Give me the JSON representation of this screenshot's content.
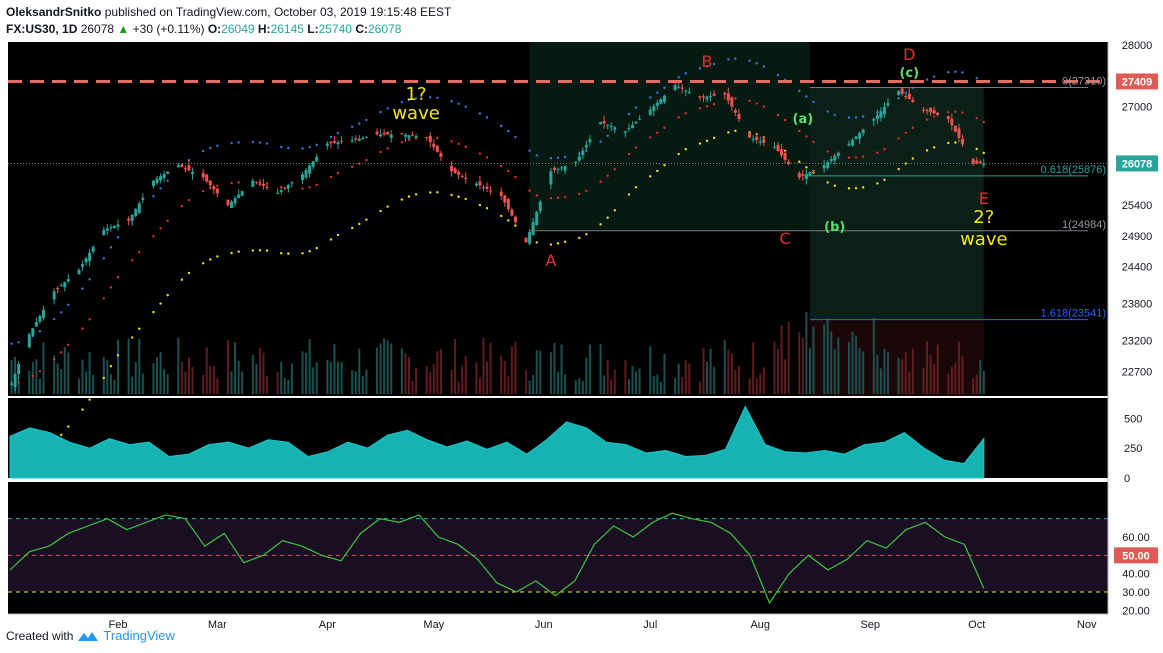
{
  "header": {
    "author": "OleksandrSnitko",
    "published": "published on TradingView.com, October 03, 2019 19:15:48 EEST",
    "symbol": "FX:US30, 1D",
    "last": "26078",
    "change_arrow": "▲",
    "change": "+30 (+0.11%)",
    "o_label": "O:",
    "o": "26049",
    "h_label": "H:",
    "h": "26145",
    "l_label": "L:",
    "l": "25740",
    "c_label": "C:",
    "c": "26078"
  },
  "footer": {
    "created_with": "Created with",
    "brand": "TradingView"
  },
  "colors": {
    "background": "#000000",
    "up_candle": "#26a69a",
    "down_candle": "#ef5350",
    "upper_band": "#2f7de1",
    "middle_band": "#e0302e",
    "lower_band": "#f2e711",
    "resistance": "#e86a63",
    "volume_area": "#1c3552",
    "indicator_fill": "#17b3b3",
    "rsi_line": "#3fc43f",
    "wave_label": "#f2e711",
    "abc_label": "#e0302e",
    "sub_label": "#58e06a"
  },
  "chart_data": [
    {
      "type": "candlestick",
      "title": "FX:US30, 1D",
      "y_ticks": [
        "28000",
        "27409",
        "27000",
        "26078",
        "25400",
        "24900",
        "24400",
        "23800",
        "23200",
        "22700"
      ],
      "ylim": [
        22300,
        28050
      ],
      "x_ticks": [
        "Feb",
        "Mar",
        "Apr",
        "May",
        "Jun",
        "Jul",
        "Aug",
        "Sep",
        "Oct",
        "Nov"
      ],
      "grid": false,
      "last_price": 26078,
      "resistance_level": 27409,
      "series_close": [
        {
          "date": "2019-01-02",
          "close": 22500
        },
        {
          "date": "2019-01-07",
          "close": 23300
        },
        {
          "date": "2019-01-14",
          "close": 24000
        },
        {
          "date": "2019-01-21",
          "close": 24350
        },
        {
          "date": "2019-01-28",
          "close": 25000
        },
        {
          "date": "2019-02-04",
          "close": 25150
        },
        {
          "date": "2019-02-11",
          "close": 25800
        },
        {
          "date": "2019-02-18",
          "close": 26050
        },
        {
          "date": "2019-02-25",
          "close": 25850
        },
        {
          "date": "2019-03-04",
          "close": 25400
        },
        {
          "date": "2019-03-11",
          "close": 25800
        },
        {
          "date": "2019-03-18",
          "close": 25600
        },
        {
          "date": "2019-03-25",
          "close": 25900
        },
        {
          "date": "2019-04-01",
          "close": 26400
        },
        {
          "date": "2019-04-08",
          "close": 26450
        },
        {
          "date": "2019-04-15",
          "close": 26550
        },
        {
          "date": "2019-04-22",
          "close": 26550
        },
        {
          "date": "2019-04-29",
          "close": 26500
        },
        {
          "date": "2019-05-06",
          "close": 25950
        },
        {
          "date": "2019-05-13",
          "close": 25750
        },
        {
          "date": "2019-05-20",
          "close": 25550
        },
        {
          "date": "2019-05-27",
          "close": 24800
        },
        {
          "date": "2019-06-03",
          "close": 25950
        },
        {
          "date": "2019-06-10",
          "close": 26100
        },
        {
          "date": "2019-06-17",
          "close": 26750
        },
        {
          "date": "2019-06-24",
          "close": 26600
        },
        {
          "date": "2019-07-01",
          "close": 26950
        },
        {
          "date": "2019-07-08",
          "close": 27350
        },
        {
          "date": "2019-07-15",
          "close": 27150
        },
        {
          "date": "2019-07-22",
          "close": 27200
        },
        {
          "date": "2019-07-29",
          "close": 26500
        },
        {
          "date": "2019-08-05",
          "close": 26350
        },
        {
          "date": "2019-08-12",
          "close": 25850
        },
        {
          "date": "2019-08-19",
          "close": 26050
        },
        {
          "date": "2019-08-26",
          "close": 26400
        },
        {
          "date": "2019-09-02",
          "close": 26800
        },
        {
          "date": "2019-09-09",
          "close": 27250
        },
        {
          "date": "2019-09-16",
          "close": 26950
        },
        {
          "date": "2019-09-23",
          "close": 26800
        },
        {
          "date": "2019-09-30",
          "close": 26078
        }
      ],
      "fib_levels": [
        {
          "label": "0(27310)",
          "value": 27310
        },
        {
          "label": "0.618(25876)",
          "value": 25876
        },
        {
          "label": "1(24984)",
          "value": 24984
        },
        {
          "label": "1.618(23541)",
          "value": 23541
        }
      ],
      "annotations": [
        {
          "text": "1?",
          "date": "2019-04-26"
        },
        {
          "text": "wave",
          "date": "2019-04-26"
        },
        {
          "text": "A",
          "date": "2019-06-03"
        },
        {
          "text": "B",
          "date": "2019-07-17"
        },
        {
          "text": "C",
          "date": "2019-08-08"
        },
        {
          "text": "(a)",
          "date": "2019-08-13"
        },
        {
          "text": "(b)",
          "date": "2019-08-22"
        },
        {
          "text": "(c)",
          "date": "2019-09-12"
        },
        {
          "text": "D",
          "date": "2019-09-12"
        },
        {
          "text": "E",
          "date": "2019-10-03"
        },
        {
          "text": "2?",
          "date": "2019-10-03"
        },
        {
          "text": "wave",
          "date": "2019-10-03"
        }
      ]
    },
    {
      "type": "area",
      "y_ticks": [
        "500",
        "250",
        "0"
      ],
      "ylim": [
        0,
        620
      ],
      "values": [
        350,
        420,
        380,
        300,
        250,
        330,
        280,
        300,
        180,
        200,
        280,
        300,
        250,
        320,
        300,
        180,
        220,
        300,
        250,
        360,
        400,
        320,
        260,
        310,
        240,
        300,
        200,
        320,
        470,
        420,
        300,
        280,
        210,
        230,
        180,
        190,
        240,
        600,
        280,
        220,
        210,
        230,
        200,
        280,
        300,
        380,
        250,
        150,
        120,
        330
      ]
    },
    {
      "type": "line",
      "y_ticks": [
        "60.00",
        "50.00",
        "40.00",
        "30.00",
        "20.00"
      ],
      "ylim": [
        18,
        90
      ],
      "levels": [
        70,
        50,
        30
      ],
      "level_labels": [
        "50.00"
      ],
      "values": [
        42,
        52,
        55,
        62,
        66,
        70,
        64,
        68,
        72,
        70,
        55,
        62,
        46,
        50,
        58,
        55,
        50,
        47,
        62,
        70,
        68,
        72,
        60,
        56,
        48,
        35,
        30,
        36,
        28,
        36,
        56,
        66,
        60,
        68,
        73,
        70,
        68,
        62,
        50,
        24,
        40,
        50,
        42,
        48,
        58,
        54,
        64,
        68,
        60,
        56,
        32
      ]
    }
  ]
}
****************************************
Show the lines from the data above that contain the string "TradingView".

    "published": "published on TradingView.com, October 03, 2019 19:15:48 EEST",
    "brand": "TradingView"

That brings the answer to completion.